### [INSTRUCTION]
Pictures aside, quote the whole listing exactly.
--- start ---
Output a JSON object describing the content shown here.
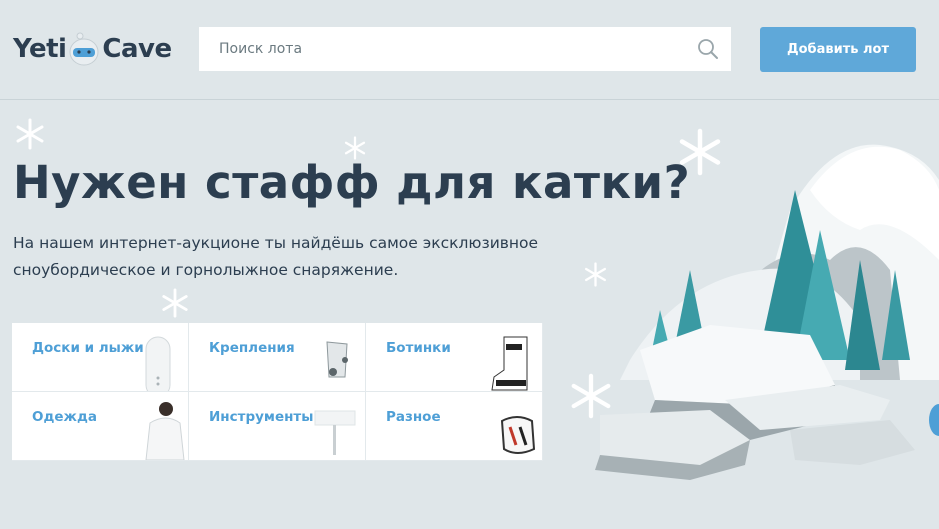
{
  "header": {
    "logo_left": "Yeti",
    "logo_right": "Cave",
    "search_placeholder": "Поиск лота",
    "add_button": "Добавить лот"
  },
  "promo": {
    "title": "Нужен стафф для катки?",
    "text": "На нашем интернет-аукционе ты найдёшь самое эксклюзивное сноубордическое и горнолыжное снаряжение."
  },
  "categories": [
    {
      "label": "Доски и лыжи",
      "icon": "snowboard-icon"
    },
    {
      "label": "Крепления",
      "icon": "binding-icon"
    },
    {
      "label": "Ботинки",
      "icon": "boot-icon"
    },
    {
      "label": "Одежда",
      "icon": "jacket-icon"
    },
    {
      "label": "Инструменты",
      "icon": "tool-icon"
    },
    {
      "label": "Разное",
      "icon": "goggles-icon"
    }
  ],
  "colors": {
    "background": "#dfe6e9",
    "accent": "#5fa8d9",
    "link": "#4e9fd6",
    "text": "#2c3e50"
  }
}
--- end ---
### [SOLUTION TO THE PROBLEM]
Output a JSON object describing the content shown here.
{
  "header": {
    "logo_left": "Yeti",
    "logo_right": "Cave",
    "search_placeholder": "Поиск лота",
    "add_button": "Добавить лот"
  },
  "promo": {
    "title": "Нужен стафф для катки?",
    "text": "На нашем интернет-аукционе ты найдёшь самое эксклюзивное сноубордическое и горнолыжное снаряжение."
  },
  "categories": [
    {
      "label": "Доски и лыжи",
      "icon": "snowboard-icon"
    },
    {
      "label": "Крепления",
      "icon": "binding-icon"
    },
    {
      "label": "Ботинки",
      "icon": "boot-icon"
    },
    {
      "label": "Одежда",
      "icon": "jacket-icon"
    },
    {
      "label": "Инструменты",
      "icon": "tool-icon"
    },
    {
      "label": "Разное",
      "icon": "goggles-icon"
    }
  ],
  "colors": {
    "background": "#dfe6e9",
    "accent": "#5fa8d9",
    "link": "#4e9fd6",
    "text": "#2c3e50"
  }
}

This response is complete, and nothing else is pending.